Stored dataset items
## Start
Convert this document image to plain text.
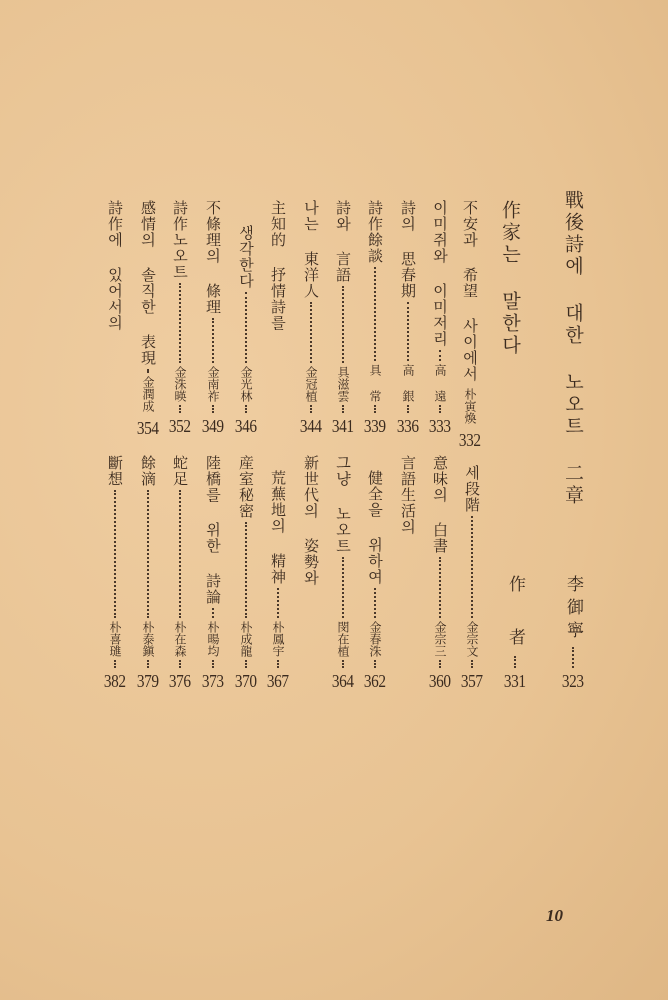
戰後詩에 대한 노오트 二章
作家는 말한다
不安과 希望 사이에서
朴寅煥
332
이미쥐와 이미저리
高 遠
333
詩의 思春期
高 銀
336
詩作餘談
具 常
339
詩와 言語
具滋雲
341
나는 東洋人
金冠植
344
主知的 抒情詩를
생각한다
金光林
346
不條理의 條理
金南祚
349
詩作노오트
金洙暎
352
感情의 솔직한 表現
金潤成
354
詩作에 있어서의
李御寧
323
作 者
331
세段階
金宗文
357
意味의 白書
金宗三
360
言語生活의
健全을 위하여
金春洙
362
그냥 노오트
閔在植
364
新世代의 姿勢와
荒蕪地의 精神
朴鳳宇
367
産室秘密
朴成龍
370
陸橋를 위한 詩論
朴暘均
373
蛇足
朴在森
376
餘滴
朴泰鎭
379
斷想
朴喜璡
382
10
## End
## Start
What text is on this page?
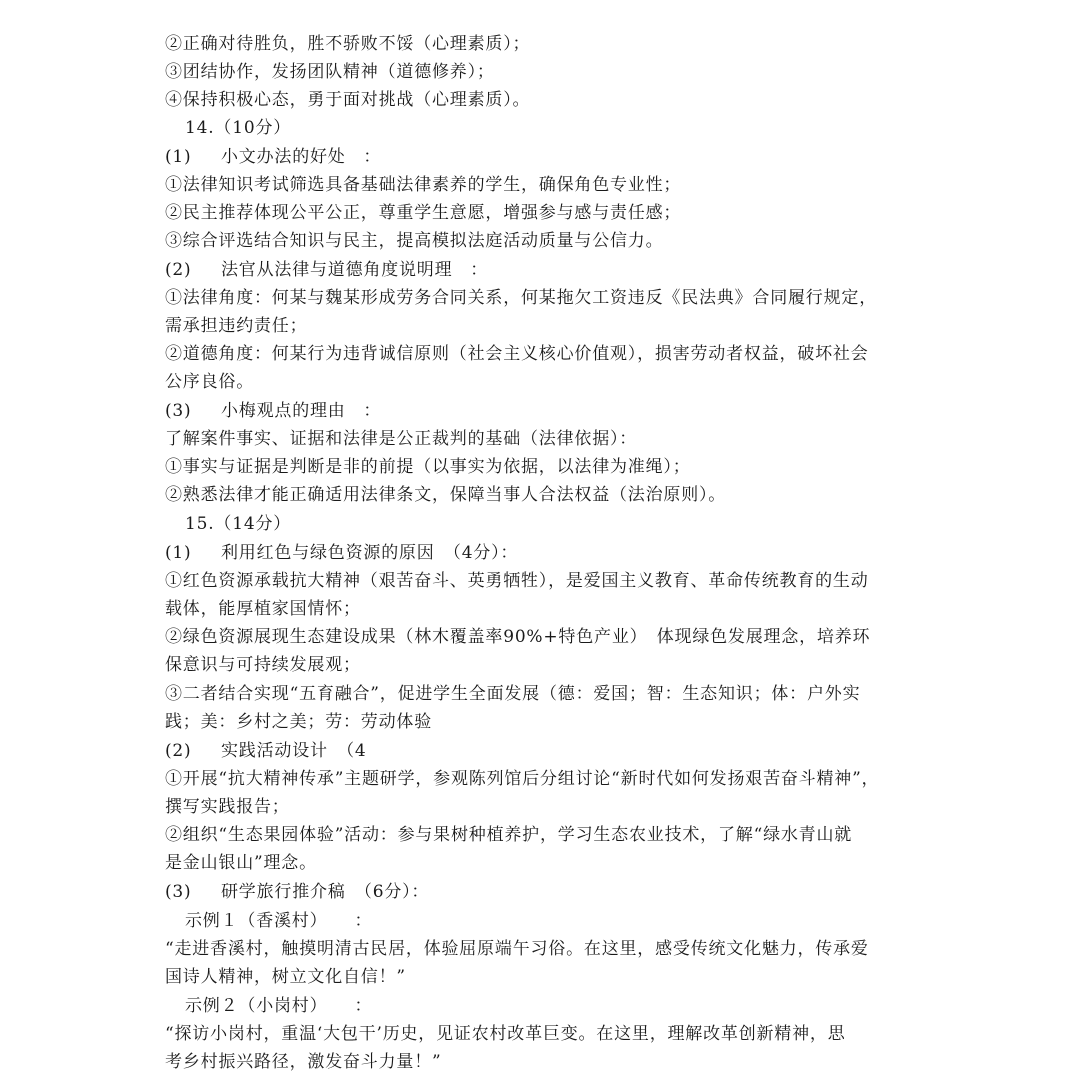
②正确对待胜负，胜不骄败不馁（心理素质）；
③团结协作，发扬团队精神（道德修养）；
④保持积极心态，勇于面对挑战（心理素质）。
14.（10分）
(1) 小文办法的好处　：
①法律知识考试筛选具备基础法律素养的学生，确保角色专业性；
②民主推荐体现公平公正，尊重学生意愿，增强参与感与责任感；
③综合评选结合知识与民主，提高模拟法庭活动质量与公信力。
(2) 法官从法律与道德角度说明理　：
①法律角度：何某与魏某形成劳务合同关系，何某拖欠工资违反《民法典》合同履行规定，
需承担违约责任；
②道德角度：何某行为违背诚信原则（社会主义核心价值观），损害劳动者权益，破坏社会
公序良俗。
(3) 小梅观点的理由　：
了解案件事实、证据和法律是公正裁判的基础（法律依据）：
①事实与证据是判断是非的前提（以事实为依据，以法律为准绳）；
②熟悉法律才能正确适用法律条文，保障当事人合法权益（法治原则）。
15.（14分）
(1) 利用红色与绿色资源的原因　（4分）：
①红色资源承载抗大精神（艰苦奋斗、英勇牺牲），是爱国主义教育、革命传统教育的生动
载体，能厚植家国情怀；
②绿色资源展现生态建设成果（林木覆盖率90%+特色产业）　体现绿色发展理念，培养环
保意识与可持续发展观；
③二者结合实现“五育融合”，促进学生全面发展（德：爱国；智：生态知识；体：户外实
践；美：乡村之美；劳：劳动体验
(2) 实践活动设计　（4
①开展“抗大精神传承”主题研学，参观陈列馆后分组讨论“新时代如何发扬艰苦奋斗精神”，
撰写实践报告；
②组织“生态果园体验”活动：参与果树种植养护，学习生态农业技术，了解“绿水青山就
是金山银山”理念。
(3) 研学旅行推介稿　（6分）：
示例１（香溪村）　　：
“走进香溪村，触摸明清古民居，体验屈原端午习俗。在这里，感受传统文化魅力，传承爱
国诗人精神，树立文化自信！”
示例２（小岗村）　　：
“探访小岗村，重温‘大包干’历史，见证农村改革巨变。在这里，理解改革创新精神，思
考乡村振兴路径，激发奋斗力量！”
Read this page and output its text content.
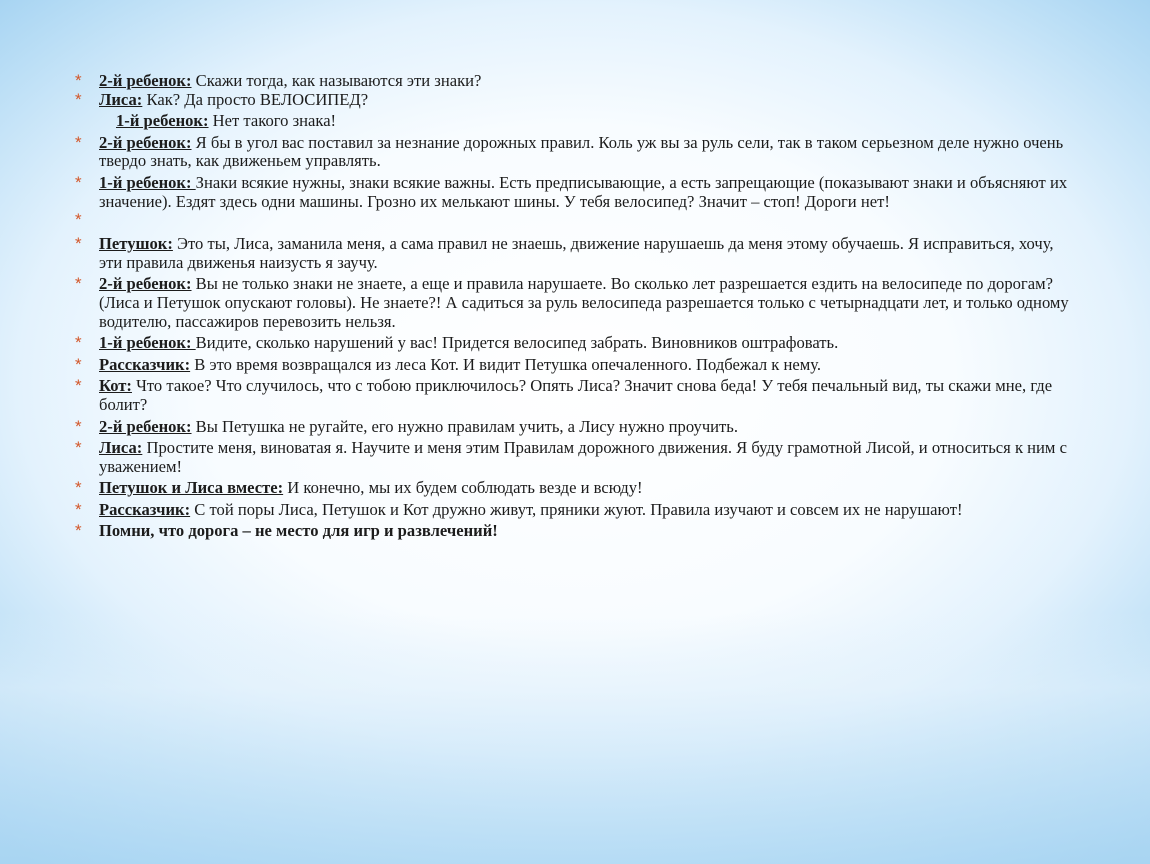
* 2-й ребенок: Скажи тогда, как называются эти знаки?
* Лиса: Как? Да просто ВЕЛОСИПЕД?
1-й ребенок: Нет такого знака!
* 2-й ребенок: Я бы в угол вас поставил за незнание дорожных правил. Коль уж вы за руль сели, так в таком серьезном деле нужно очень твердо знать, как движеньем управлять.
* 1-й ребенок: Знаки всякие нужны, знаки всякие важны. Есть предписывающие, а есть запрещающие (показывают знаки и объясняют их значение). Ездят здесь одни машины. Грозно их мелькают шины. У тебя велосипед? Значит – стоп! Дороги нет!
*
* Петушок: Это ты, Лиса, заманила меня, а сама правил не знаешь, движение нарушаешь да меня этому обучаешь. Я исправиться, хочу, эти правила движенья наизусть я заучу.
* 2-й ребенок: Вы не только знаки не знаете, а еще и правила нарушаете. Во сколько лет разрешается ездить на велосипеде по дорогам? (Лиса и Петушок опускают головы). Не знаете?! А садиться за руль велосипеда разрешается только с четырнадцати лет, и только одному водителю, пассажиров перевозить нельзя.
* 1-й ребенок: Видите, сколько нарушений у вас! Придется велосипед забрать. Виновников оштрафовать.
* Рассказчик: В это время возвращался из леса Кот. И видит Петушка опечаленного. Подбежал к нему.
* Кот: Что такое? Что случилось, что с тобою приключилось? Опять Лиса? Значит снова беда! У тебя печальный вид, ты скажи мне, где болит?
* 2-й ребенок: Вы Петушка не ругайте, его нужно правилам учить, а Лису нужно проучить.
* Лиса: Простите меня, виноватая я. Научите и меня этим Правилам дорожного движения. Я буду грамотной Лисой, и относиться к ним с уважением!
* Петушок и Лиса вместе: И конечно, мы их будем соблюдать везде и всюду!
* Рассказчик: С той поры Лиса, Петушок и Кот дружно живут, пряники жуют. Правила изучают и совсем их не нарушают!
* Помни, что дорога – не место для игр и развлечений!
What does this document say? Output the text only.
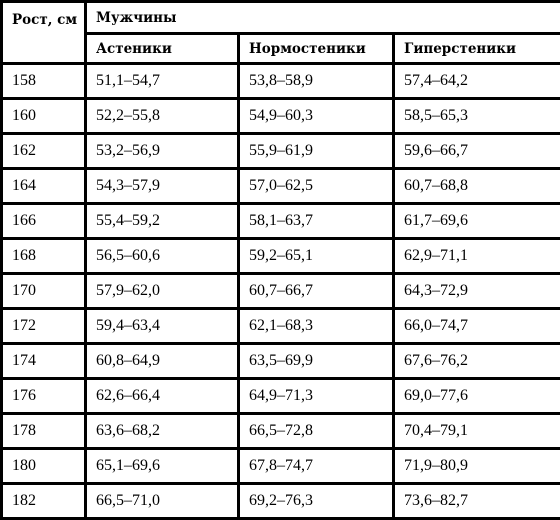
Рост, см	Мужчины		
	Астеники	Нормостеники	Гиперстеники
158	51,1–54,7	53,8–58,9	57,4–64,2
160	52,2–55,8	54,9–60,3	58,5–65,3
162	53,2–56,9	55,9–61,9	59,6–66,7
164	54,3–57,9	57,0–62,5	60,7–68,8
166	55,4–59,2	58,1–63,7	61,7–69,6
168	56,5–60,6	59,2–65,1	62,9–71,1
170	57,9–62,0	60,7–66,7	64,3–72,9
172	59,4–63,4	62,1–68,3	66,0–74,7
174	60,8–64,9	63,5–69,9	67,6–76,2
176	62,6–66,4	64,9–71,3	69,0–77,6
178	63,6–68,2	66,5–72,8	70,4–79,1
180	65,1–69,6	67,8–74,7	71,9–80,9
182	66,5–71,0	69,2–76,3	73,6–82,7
## End
Extract all lines from the data in which "心理素质" is found.

▶ [The output]
②正确对待胜负，胜不骄败不馁（心理素质）；
④保持积极心态，勇于面对挑战（心理素质）。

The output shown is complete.